PROBLEM STATEMENT —
Write every line of the material out exactly as shown.
****************************************
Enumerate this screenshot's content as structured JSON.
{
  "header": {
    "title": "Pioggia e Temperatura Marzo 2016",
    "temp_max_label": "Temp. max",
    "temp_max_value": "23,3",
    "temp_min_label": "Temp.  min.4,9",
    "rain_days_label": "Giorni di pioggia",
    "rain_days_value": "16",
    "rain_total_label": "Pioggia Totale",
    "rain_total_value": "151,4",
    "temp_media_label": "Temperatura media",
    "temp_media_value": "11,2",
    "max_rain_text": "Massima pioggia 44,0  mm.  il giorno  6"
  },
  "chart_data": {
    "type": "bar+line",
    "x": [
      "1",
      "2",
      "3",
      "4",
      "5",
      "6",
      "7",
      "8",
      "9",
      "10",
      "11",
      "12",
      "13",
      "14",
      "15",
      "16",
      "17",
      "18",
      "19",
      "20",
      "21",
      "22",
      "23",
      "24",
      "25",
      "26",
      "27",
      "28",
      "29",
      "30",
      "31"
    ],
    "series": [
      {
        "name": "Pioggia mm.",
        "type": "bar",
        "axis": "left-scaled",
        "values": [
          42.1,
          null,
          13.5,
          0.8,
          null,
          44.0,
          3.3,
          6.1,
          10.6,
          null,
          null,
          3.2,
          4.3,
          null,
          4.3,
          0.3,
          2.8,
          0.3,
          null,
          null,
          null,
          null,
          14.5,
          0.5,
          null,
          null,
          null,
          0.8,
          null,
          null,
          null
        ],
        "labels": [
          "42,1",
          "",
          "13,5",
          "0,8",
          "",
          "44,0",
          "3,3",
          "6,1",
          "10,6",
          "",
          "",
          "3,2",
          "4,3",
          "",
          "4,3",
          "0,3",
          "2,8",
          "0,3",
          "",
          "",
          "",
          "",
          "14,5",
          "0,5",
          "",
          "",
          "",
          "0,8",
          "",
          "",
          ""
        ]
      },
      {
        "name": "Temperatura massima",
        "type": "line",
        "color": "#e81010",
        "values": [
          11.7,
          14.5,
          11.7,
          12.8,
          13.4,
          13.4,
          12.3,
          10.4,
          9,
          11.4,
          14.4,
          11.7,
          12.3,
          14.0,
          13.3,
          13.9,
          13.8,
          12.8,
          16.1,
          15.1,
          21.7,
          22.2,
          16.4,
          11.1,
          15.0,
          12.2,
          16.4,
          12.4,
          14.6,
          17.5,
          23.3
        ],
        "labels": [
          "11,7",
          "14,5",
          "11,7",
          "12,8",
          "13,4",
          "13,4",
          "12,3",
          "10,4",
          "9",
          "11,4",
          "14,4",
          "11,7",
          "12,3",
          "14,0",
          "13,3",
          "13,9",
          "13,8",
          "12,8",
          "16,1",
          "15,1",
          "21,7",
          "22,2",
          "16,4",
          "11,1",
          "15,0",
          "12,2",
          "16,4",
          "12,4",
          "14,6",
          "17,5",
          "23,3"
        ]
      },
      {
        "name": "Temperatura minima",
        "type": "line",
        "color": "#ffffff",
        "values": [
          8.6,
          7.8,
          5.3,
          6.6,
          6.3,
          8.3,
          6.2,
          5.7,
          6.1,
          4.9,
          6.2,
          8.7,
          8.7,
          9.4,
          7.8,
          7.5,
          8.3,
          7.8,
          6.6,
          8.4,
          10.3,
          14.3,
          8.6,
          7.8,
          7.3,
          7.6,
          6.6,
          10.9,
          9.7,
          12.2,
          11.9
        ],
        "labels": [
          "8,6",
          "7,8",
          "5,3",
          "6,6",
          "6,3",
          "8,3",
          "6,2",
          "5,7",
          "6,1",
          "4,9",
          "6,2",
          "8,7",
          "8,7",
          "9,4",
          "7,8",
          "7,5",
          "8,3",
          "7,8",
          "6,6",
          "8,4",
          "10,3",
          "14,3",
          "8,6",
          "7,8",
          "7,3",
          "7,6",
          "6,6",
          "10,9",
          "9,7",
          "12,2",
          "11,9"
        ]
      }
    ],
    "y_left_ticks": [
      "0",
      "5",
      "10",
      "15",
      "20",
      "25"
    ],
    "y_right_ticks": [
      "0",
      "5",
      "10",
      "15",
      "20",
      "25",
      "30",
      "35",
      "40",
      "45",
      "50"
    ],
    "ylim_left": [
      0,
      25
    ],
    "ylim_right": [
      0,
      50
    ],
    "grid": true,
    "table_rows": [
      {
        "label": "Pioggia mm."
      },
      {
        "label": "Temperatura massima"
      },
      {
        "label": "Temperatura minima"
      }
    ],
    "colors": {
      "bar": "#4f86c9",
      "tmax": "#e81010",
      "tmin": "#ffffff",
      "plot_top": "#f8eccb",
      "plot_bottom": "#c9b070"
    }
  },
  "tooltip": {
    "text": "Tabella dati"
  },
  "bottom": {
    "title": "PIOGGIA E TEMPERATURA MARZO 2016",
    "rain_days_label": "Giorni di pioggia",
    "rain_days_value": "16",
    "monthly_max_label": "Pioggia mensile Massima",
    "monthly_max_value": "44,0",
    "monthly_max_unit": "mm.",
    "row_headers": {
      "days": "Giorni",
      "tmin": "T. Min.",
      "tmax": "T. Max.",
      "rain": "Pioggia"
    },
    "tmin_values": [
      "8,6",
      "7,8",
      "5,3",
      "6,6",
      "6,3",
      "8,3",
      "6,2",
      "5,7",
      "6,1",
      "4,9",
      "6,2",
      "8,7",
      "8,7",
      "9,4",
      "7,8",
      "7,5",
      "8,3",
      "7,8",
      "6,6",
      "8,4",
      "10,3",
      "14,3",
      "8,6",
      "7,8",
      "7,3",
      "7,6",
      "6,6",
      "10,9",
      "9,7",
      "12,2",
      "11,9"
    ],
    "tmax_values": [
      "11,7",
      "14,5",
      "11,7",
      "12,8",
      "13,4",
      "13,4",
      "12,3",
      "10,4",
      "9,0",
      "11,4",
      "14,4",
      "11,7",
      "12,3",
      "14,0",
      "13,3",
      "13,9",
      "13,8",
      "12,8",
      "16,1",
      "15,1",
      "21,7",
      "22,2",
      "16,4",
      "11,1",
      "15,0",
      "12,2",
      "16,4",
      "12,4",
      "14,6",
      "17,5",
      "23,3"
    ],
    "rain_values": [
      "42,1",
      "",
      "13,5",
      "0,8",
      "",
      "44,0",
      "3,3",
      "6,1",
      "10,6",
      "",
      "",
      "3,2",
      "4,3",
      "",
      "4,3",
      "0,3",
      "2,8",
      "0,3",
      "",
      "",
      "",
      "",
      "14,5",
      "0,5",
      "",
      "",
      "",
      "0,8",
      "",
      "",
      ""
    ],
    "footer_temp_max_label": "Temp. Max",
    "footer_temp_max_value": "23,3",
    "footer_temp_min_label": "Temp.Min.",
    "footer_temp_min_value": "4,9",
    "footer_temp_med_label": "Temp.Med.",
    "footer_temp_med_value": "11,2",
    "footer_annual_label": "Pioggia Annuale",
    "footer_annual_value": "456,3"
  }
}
****************************************
THE OUTPUT —
Enumerate this screenshot's content as structured JSON.
{
  "header": {
    "title": "Pioggia e Temperatura Marzo 2016",
    "temp_max_label": "Temp. max",
    "temp_max_value": "23,3",
    "temp_min_label": "Temp.  min.4,9",
    "rain_days_label": "Giorni di pioggia",
    "rain_days_value": "16",
    "rain_total_label": "Pioggia Totale",
    "rain_total_value": "151,4",
    "temp_media_label": "Temperatura media",
    "temp_media_value": "11,2",
    "max_rain_text": "Massima pioggia 44,0  mm.  il giorno  6"
  },
  "chart_data": {
    "type": "bar+line",
    "x": [
      "1",
      "2",
      "3",
      "4",
      "5",
      "6",
      "7",
      "8",
      "9",
      "10",
      "11",
      "12",
      "13",
      "14",
      "15",
      "16",
      "17",
      "18",
      "19",
      "20",
      "21",
      "22",
      "23",
      "24",
      "25",
      "26",
      "27",
      "28",
      "29",
      "30",
      "31"
    ],
    "series": [
      {
        "name": "Pioggia mm.",
        "type": "bar",
        "axis": "left-scaled",
        "values": [
          42.1,
          null,
          13.5,
          0.8,
          null,
          44.0,
          3.3,
          6.1,
          10.6,
          null,
          null,
          3.2,
          4.3,
          null,
          4.3,
          0.3,
          2.8,
          0.3,
          null,
          null,
          null,
          null,
          14.5,
          0.5,
          null,
          null,
          null,
          0.8,
          null,
          null,
          null
        ],
        "labels": [
          "42,1",
          "",
          "13,5",
          "0,8",
          "",
          "44,0",
          "3,3",
          "6,1",
          "10,6",
          "",
          "",
          "3,2",
          "4,3",
          "",
          "4,3",
          "0,3",
          "2,8",
          "0,3",
          "",
          "",
          "",
          "",
          "14,5",
          "0,5",
          "",
          "",
          "",
          "0,8",
          "",
          "",
          ""
        ]
      },
      {
        "name": "Temperatura massima",
        "type": "line",
        "color": "#e81010",
        "values": [
          11.7,
          14.5,
          11.7,
          12.8,
          13.4,
          13.4,
          12.3,
          10.4,
          9,
          11.4,
          14.4,
          11.7,
          12.3,
          14.0,
          13.3,
          13.9,
          13.8,
          12.8,
          16.1,
          15.1,
          21.7,
          22.2,
          16.4,
          11.1,
          15.0,
          12.2,
          16.4,
          12.4,
          14.6,
          17.5,
          23.3
        ],
        "labels": [
          "11,7",
          "14,5",
          "11,7",
          "12,8",
          "13,4",
          "13,4",
          "12,3",
          "10,4",
          "9",
          "11,4",
          "14,4",
          "11,7",
          "12,3",
          "14,0",
          "13,3",
          "13,9",
          "13,8",
          "12,8",
          "16,1",
          "15,1",
          "21,7",
          "22,2",
          "16,4",
          "11,1",
          "15,0",
          "12,2",
          "16,4",
          "12,4",
          "14,6",
          "17,5",
          "23,3"
        ]
      },
      {
        "name": "Temperatura minima",
        "type": "line",
        "color": "#ffffff",
        "values": [
          8.6,
          7.8,
          5.3,
          6.6,
          6.3,
          8.3,
          6.2,
          5.7,
          6.1,
          4.9,
          6.2,
          8.7,
          8.7,
          9.4,
          7.8,
          7.5,
          8.3,
          7.8,
          6.6,
          8.4,
          10.3,
          14.3,
          8.6,
          7.8,
          7.3,
          7.6,
          6.6,
          10.9,
          9.7,
          12.2,
          11.9
        ],
        "labels": [
          "8,6",
          "7,8",
          "5,3",
          "6,6",
          "6,3",
          "8,3",
          "6,2",
          "5,7",
          "6,1",
          "4,9",
          "6,2",
          "8,7",
          "8,7",
          "9,4",
          "7,8",
          "7,5",
          "8,3",
          "7,8",
          "6,6",
          "8,4",
          "10,3",
          "14,3",
          "8,6",
          "7,8",
          "7,3",
          "7,6",
          "6,6",
          "10,9",
          "9,7",
          "12,2",
          "11,9"
        ]
      }
    ],
    "y_left_ticks": [
      "0",
      "5",
      "10",
      "15",
      "20",
      "25"
    ],
    "y_right_ticks": [
      "0",
      "5",
      "10",
      "15",
      "20",
      "25",
      "30",
      "35",
      "40",
      "45",
      "50"
    ],
    "ylim_left": [
      0,
      25
    ],
    "ylim_right": [
      0,
      50
    ],
    "grid": true,
    "table_rows": [
      {
        "label": "Pioggia mm."
      },
      {
        "label": "Temperatura massima"
      },
      {
        "label": "Temperatura minima"
      }
    ],
    "colors": {
      "bar": "#4f86c9",
      "tmax": "#e81010",
      "tmin": "#ffffff",
      "plot_top": "#f8eccb",
      "plot_bottom": "#c9b070"
    }
  },
  "tooltip": {
    "text": "Tabella dati"
  },
  "bottom": {
    "title": "PIOGGIA E TEMPERATURA MARZO 2016",
    "rain_days_label": "Giorni di pioggia",
    "rain_days_value": "16",
    "monthly_max_label": "Pioggia mensile Massima",
    "monthly_max_value": "44,0",
    "monthly_max_unit": "mm.",
    "row_headers": {
      "days": "Giorni",
      "tmin": "T. Min.",
      "tmax": "T. Max.",
      "rain": "Pioggia"
    },
    "tmin_values": [
      "8,6",
      "7,8",
      "5,3",
      "6,6",
      "6,3",
      "8,3",
      "6,2",
      "5,7",
      "6,1",
      "4,9",
      "6,2",
      "8,7",
      "8,7",
      "9,4",
      "7,8",
      "7,5",
      "8,3",
      "7,8",
      "6,6",
      "8,4",
      "10,3",
      "14,3",
      "8,6",
      "7,8",
      "7,3",
      "7,6",
      "6,6",
      "10,9",
      "9,7",
      "12,2",
      "11,9"
    ],
    "tmax_values": [
      "11,7",
      "14,5",
      "11,7",
      "12,8",
      "13,4",
      "13,4",
      "12,3",
      "10,4",
      "9,0",
      "11,4",
      "14,4",
      "11,7",
      "12,3",
      "14,0",
      "13,3",
      "13,9",
      "13,8",
      "12,8",
      "16,1",
      "15,1",
      "21,7",
      "22,2",
      "16,4",
      "11,1",
      "15,0",
      "12,2",
      "16,4",
      "12,4",
      "14,6",
      "17,5",
      "23,3"
    ],
    "rain_values": [
      "42,1",
      "",
      "13,5",
      "0,8",
      "",
      "44,0",
      "3,3",
      "6,1",
      "10,6",
      "",
      "",
      "3,2",
      "4,3",
      "",
      "4,3",
      "0,3",
      "2,8",
      "0,3",
      "",
      "",
      "",
      "",
      "14,5",
      "0,5",
      "",
      "",
      "",
      "0,8",
      "",
      "",
      ""
    ],
    "footer_temp_max_label": "Temp. Max",
    "footer_temp_max_value": "23,3",
    "footer_temp_min_label": "Temp.Min.",
    "footer_temp_min_value": "4,9",
    "footer_temp_med_label": "Temp.Med.",
    "footer_temp_med_value": "11,2",
    "footer_annual_label": "Pioggia Annuale",
    "footer_annual_value": "456,3"
  }
}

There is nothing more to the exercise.